ARTICLE —
****************************************

- Theatrical poster
- Directed by: Pierre Schoendoerffer
- Written by: Pierre Schoendoerffer
- Produced by: Jacques Kirsner
- Starring: Donald Pleasence Patrick Catalifo Jean-François Balmer
- Cinematography: Bernard Lutic
- Edited by: Armand Psenny
- Music by: Georges Delerue
- Distributed by: AMLF
- Release date: 4 March 1992 (France);
- Running time: 146 minutes
- Country: France
- Languages: French Vietnamese
- Budget: $30 million

= Dien Bien Phu (film) =

Diên Biên Phu (French for Điện Biên Phủ) is a French 1992 epic war film written and directed by French veteran Pierre Schoendoerffer. With its huge budget, all-star cast, and realistic war scenes produced with the cooperation of both the French and Vietnamese armed forces, Dîen Bîen Phu is regarded by many as one of the more important war movies produced in French filmmaking history. It portrays the 55-day siege of Dien Bien Phu (1954), one of the last battles by the French Union's colonial army in the First Indochina War during the final days of French Indochina, which was soon after divided into North and South Vietnam. This was a prelude to the Second Indochina War, known in the United States as the Vietnam War.

****************************************

PROMPT A — Reproduce the passage of the Dien Bien Phu article starting with "Diên Biên Phu" and going on through "the Vietnam War.".
PROMPT B — According to the Dien Bien Phu article, who composed the film's music?
PROMPT C — Extend the Dien Bien Phu article with new text that follows on from its final sentence.
The entries that follow have no connection to the Dien Bien Phu article.

RAW RECORDS —

****************************************

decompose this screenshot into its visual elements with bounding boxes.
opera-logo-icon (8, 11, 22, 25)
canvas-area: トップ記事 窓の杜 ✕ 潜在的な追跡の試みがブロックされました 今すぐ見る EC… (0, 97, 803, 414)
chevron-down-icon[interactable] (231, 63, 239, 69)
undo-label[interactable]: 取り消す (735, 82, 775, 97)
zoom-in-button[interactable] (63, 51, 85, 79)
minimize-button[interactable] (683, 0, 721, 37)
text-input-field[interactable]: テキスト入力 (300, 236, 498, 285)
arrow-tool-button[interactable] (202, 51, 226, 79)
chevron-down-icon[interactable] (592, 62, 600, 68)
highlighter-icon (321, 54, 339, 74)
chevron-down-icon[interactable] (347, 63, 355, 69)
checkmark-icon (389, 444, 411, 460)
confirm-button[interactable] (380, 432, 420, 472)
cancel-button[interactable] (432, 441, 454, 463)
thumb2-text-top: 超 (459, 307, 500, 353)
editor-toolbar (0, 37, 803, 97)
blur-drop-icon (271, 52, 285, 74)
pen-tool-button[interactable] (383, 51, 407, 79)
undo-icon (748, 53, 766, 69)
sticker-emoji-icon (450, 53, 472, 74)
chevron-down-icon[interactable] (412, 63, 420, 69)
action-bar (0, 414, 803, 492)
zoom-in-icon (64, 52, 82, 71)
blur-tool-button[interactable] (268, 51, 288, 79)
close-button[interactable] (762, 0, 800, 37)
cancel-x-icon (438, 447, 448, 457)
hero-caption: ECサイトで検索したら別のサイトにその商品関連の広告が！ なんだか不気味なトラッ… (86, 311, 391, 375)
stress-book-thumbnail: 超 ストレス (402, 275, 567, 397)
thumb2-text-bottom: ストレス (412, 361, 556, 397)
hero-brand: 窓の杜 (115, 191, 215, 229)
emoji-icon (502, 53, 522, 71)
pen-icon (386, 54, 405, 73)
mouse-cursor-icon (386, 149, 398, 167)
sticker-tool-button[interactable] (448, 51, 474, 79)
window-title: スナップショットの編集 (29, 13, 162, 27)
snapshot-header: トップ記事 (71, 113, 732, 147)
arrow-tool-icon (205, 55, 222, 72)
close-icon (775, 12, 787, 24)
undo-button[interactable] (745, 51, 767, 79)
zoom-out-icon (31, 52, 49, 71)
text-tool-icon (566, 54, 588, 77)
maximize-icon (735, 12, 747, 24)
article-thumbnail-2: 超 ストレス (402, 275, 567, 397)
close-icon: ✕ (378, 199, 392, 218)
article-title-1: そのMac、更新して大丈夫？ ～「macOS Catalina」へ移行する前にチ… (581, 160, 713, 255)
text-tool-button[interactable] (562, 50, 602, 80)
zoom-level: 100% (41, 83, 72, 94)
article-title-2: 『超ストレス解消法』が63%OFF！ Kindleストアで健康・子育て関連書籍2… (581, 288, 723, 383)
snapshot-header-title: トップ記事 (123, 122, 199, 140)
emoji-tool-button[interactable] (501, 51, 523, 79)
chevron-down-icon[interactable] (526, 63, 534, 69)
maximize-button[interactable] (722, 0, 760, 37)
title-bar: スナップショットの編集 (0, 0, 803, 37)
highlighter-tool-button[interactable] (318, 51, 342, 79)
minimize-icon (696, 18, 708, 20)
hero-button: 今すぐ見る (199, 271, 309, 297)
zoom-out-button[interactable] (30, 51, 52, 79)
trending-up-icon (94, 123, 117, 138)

****************************************

EXERCISE RESULT A —
Diên Biên Phu (French for Điện Biên Phủ) is a French 1992 epic war film written and directed by French veteran Pierre Schoendoerffer. With its huge budget, all-star cast, and realistic war scenes produced with the cooperation of both the French and Vietnamese armed forces, Dîen Bîen Phu is regarded by many as one of the more important war movies produced in French filmmaking history. It portrays the 55-day siege of Dien Bien Phu (1954), one of the last battles by the French Union's colonial army in the First Indochina War during the final days of French Indochina, which was soon after divided into North and South Vietnam. This was a prelude to the Second Indochina War, known in the United States as the Vietnam War.

EXERCISE RESULT B — Georges Delerue

EXERCISE RESULT C —
The film was nominated for "Best Music Written for a Film" ("Meilleure musique") at the 1993 French César Awards. The Điện Biên Phủ original soundtrack was composed and partially performed by pianist Georges Delerue, featuring Japanese vocalist Marie Kobayashi. In 1994, at a commemoration of the 40th anniversary of the siege at Dien Bien Phu, director Schoendoerffer published a behind-the-scenes book called "Diên Biên Phu - De la Bataille au Film" (Dien Bien Phu: From the Battle to the Movie). In 2004, during the 50th anniversary commemoration, Schoendoerffer published a full-length version of his movie in DVD format.

==Plot==
The movie follows the chronological events of the battle. Some of them are shown in situ, from the heart of the battle, at Dien Bien Phu, while others are reported by civilians at Hanoi city or by French Union soldiers stationed at Hanoi's civilian airport.

The Hanoi action is mostly focused on British-born American writer-reporter Howard Simpson (Donald Pleasence). Simpson's sources of confidential information include French military personnel (Patrick Catalifo, Eric Do), an Agence France Presse correspondent (Jean-François Balmer), an influential Vietnamese nationalist (Long Nguyen-Khac), a Chinese contrabander (Thé Anh) and a Eurasian opium dealer (Maïté Nahyr). Simpson sends scoop-worthy news to the San Francisco Chronicle daily newspaper, through a Hong Kong-based agency, in order to elude French military censorship that existed at the time in Hanoi and the rest of Indochina.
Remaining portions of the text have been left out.